Box coordinate listings:
## BEGIN
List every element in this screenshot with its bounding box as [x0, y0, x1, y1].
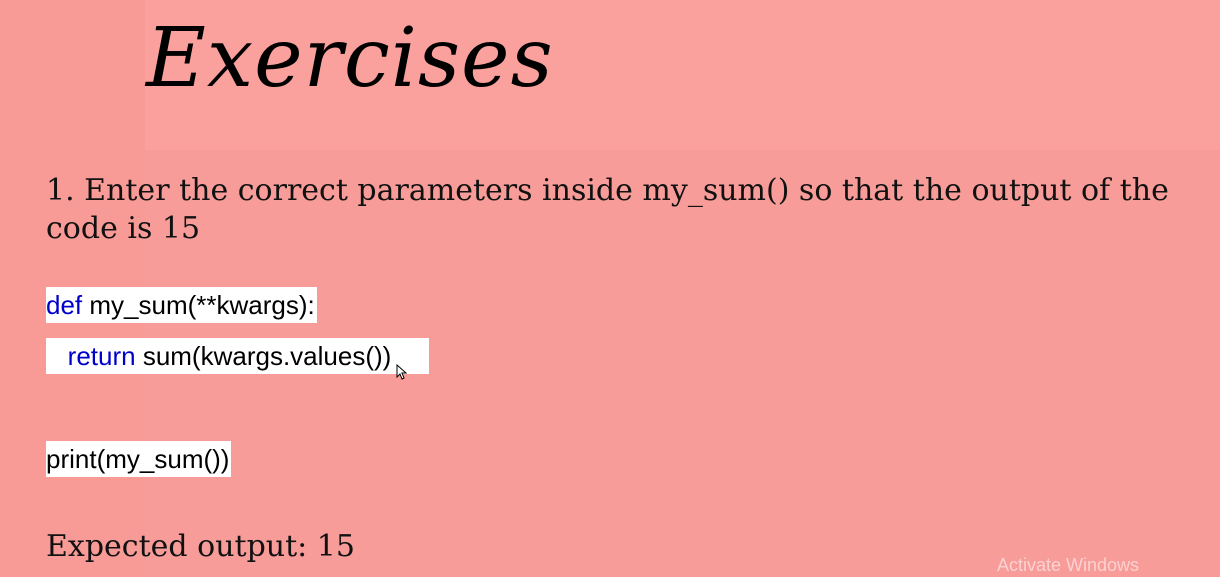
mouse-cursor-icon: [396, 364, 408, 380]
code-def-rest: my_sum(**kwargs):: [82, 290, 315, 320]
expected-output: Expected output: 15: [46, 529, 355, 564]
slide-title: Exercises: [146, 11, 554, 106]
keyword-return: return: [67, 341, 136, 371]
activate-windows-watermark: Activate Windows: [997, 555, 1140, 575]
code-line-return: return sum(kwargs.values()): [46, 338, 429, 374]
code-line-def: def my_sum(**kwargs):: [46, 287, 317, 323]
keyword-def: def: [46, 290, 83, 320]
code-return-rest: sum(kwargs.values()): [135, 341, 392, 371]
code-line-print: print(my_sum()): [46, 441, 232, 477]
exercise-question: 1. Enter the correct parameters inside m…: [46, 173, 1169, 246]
## END
**Written exercise:** Can you print every line of the entries above again, character for character, while leaving out the picture lines?

**Solution to the exercise:**
List every element in this screenshot with its bounding box as [x0, y0, x1, y1].
mouse-cursor-icon: [396, 364, 408, 380]
code-def-rest: my_sum(**kwargs):: [82, 290, 315, 320]
expected-output: Expected output: 15: [46, 529, 355, 564]
slide-title: Exercises: [146, 11, 554, 106]
keyword-return: return: [67, 341, 136, 371]
activate-windows-watermark: Activate Windows: [997, 555, 1140, 575]
code-line-return: return sum(kwargs.values()): [46, 338, 429, 374]
code-line-def: def my_sum(**kwargs):: [46, 287, 317, 323]
keyword-def: def: [46, 290, 83, 320]
code-return-rest: sum(kwargs.values()): [135, 341, 392, 371]
code-line-print: print(my_sum()): [46, 441, 232, 477]
exercise-question: 1. Enter the correct parameters inside m…: [46, 173, 1169, 246]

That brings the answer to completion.